Every line below is to be quoted exactly, with nothing added or dropped.

[Figure contents as structured data]
>> Begin

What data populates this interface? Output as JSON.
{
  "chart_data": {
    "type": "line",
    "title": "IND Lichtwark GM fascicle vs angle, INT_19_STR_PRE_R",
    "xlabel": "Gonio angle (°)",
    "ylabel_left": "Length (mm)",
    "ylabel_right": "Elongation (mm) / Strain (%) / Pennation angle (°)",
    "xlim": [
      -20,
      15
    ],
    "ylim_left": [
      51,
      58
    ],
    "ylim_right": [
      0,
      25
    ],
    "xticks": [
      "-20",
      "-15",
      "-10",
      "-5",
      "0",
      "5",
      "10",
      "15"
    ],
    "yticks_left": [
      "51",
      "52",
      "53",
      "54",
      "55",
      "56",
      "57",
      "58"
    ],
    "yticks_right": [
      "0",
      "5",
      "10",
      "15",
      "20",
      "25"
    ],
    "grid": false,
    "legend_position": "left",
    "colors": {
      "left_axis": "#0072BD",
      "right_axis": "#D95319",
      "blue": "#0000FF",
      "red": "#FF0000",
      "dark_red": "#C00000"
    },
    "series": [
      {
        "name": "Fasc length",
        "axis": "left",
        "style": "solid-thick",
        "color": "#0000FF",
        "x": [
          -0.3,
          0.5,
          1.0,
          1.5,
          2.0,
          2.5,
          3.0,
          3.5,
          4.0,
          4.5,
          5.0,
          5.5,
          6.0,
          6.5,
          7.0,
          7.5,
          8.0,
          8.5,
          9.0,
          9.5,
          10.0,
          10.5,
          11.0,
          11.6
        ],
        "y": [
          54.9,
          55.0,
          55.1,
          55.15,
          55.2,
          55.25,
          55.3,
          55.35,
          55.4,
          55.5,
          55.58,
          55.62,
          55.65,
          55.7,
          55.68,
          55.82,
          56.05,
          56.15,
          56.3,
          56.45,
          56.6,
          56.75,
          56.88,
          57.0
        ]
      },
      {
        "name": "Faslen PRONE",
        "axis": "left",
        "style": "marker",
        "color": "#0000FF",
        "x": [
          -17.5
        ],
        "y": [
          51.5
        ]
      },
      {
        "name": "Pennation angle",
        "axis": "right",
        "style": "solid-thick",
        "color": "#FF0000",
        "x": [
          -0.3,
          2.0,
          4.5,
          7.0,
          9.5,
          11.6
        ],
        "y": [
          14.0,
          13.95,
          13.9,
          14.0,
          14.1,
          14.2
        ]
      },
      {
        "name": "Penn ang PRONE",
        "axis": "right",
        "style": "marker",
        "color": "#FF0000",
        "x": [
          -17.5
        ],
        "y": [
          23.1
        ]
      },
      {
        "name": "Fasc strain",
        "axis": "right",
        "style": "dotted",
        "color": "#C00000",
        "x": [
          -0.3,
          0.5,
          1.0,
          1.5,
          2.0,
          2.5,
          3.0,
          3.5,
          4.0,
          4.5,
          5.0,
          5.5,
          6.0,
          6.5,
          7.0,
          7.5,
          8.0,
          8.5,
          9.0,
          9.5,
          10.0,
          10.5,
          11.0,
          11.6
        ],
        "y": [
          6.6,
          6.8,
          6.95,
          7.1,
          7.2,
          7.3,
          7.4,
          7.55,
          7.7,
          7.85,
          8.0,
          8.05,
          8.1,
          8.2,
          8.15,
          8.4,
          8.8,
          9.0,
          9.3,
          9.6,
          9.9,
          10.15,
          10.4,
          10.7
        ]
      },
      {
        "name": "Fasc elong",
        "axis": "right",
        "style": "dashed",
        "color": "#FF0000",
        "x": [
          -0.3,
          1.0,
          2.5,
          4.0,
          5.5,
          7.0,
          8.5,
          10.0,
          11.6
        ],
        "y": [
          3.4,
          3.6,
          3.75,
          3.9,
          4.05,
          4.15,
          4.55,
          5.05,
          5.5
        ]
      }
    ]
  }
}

>> End

Written response:
What data populates this interface? Output as JSON.
{
  "chart_data": {
    "type": "line",
    "title": "IND Lichtwark GM fascicle vs angle, INT_19_STR_PRE_R",
    "xlabel": "Gonio angle (°)",
    "ylabel_left": "Length (mm)",
    "ylabel_right": "Elongation (mm) / Strain (%) / Pennation angle (°)",
    "xlim": [
      -20,
      15
    ],
    "ylim_left": [
      51,
      58
    ],
    "ylim_right": [
      0,
      25
    ],
    "xticks": [
      "-20",
      "-15",
      "-10",
      "-5",
      "0",
      "5",
      "10",
      "15"
    ],
    "yticks_left": [
      "51",
      "52",
      "53",
      "54",
      "55",
      "56",
      "57",
      "58"
    ],
    "yticks_right": [
      "0",
      "5",
      "10",
      "15",
      "20",
      "25"
    ],
    "grid": false,
    "legend_position": "left",
    "colors": {
      "left_axis": "#0072BD",
      "right_axis": "#D95319",
      "blue": "#0000FF",
      "red": "#FF0000",
      "dark_red": "#C00000"
    },
    "series": [
      {
        "name": "Fasc length",
        "axis": "left",
        "style": "solid-thick",
        "color": "#0000FF",
        "x": [
          -0.3,
          0.5,
          1.0,
          1.5,
          2.0,
          2.5,
          3.0,
          3.5,
          4.0,
          4.5,
          5.0,
          5.5,
          6.0,
          6.5,
          7.0,
          7.5,
          8.0,
          8.5,
          9.0,
          9.5,
          10.0,
          10.5,
          11.0,
          11.6
        ],
        "y": [
          54.9,
          55.0,
          55.1,
          55.15,
          55.2,
          55.25,
          55.3,
          55.35,
          55.4,
          55.5,
          55.58,
          55.62,
          55.65,
          55.7,
          55.68,
          55.82,
          56.05,
          56.15,
          56.3,
          56.45,
          56.6,
          56.75,
          56.88,
          57.0
        ]
      },
      {
        "name": "Faslen PRONE",
        "axis": "left",
        "style": "marker",
        "color": "#0000FF",
        "x": [
          -17.5
        ],
        "y": [
          51.5
        ]
      },
      {
        "name": "Pennation angle",
        "axis": "right",
        "style": "solid-thick",
        "color": "#FF0000",
        "x": [
          -0.3,
          2.0,
          4.5,
          7.0,
          9.5,
          11.6
        ],
        "y": [
          14.0,
          13.95,
          13.9,
          14.0,
          14.1,
          14.2
        ]
      },
      {
        "name": "Penn ang PRONE",
        "axis": "right",
        "style": "marker",
        "color": "#FF0000",
        "x": [
          -17.5
        ],
        "y": [
          23.1
        ]
      },
      {
        "name": "Fasc strain",
        "axis": "right",
        "style": "dotted",
        "color": "#C00000",
        "x": [
          -0.3,
          0.5,
          1.0,
          1.5,
          2.0,
          2.5,
          3.0,
          3.5,
          4.0,
          4.5,
          5.0,
          5.5,
          6.0,
          6.5,
          7.0,
          7.5,
          8.0,
          8.5,
          9.0,
          9.5,
          10.0,
          10.5,
          11.0,
          11.6
        ],
        "y": [
          6.6,
          6.8,
          6.95,
          7.1,
          7.2,
          7.3,
          7.4,
          7.55,
          7.7,
          7.85,
          8.0,
          8.05,
          8.1,
          8.2,
          8.15,
          8.4,
          8.8,
          9.0,
          9.3,
          9.6,
          9.9,
          10.15,
          10.4,
          10.7
        ]
      },
      {
        "name": "Fasc elong",
        "axis": "right",
        "style": "dashed",
        "color": "#FF0000",
        "x": [
          -0.3,
          1.0,
          2.5,
          4.0,
          5.5,
          7.0,
          8.5,
          10.0,
          11.6
        ],
        "y": [
          3.4,
          3.6,
          3.75,
          3.9,
          4.05,
          4.15,
          4.55,
          5.05,
          5.5
        ]
      }
    ]
  }
}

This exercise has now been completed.